----- Data to process

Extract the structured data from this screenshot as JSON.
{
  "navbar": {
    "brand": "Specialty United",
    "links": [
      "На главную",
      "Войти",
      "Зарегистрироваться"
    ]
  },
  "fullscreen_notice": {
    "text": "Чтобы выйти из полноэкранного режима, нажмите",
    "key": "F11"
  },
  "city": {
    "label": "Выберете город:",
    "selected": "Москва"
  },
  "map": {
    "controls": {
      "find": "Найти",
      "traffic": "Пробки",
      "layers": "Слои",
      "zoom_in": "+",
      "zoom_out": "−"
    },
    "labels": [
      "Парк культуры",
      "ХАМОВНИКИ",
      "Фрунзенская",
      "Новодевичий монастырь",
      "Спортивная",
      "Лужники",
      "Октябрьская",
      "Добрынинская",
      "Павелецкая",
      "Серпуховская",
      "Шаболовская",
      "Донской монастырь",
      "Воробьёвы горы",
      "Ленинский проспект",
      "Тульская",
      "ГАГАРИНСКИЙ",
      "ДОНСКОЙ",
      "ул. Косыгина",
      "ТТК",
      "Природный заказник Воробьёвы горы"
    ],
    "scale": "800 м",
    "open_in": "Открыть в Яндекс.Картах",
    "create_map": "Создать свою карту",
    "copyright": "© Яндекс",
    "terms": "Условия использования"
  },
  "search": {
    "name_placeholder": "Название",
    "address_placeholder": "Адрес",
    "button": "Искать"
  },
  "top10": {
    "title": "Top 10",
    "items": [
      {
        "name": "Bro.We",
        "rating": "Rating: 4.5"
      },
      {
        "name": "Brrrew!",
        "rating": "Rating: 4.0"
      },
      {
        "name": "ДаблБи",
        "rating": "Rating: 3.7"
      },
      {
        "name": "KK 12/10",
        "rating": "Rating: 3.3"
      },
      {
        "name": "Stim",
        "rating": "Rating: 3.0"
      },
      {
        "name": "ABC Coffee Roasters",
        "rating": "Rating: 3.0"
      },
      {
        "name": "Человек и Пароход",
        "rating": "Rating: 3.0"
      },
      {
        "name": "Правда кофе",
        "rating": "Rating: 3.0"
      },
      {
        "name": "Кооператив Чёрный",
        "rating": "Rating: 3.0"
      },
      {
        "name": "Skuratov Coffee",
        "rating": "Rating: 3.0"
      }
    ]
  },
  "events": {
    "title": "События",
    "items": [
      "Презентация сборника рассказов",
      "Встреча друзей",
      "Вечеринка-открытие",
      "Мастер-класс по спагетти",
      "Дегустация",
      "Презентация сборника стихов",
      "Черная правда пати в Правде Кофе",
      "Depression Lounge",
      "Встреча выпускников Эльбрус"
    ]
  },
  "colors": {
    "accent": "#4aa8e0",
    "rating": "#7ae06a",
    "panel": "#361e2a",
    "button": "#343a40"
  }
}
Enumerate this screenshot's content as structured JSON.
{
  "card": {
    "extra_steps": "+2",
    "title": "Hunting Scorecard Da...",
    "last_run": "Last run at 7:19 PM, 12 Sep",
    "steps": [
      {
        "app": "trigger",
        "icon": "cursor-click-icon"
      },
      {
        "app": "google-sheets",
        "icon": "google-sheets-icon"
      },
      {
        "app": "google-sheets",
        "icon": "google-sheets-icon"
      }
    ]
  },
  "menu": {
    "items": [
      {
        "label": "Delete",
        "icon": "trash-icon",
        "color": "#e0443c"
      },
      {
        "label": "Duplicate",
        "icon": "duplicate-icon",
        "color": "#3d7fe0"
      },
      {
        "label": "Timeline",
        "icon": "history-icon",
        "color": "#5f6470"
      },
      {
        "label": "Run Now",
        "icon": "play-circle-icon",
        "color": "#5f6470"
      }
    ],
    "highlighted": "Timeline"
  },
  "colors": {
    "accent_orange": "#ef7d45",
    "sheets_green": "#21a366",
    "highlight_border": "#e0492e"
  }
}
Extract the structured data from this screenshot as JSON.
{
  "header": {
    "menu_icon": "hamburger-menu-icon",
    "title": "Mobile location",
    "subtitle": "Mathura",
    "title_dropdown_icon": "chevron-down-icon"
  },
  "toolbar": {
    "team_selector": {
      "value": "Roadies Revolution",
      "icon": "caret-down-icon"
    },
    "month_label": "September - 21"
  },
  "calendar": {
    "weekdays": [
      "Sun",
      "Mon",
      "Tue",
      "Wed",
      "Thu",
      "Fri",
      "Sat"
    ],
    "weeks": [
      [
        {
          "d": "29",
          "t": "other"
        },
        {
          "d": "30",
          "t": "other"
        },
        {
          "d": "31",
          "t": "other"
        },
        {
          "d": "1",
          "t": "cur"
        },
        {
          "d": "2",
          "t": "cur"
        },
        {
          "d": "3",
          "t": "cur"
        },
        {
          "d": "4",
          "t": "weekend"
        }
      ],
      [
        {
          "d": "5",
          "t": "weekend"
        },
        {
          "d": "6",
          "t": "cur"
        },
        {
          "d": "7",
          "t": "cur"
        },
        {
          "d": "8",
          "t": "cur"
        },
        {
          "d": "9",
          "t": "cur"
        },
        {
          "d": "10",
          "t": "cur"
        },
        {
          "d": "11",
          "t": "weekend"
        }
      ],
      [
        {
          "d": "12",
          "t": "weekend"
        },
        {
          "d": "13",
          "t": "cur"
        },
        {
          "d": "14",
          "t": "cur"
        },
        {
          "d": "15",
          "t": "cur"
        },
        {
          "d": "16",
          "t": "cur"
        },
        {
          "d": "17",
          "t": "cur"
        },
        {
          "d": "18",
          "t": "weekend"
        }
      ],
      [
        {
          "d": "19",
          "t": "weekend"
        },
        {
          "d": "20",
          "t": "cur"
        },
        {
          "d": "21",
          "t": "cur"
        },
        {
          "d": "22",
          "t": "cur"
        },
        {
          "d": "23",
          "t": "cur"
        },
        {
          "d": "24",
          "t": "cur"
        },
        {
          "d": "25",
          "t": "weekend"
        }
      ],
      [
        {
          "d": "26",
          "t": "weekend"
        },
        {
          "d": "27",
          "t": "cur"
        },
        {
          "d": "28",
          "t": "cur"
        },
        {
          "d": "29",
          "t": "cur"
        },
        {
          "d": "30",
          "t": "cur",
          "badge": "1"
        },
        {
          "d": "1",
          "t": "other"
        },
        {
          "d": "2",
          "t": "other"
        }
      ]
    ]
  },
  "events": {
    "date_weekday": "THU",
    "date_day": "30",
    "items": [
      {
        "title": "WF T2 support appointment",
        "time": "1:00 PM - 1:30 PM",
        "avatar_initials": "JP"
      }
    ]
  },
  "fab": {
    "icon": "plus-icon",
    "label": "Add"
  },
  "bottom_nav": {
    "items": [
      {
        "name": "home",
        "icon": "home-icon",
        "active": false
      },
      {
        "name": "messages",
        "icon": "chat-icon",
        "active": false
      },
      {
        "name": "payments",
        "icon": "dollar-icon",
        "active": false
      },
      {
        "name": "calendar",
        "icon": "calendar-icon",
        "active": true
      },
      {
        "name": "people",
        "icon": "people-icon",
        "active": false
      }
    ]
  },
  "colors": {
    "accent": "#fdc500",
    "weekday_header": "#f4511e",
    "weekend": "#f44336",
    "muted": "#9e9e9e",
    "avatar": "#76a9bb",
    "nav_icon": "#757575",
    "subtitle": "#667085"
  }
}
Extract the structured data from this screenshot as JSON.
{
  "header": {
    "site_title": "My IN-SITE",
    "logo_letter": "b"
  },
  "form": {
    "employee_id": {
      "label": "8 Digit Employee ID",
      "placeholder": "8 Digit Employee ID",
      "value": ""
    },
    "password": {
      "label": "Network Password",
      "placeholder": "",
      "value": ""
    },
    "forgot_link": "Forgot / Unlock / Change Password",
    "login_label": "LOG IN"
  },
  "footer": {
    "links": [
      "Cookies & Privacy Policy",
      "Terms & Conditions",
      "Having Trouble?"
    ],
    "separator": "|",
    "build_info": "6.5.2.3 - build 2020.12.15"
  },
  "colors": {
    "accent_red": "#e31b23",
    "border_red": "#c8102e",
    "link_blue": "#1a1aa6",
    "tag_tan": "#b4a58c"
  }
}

----------

[Directions]
Scan the records above for the string "down", then report every line that contains it.

[Solution for this task]
    "title_dropdown_icon": "chevron-down-icon"
      "icon": "caret-down-icon"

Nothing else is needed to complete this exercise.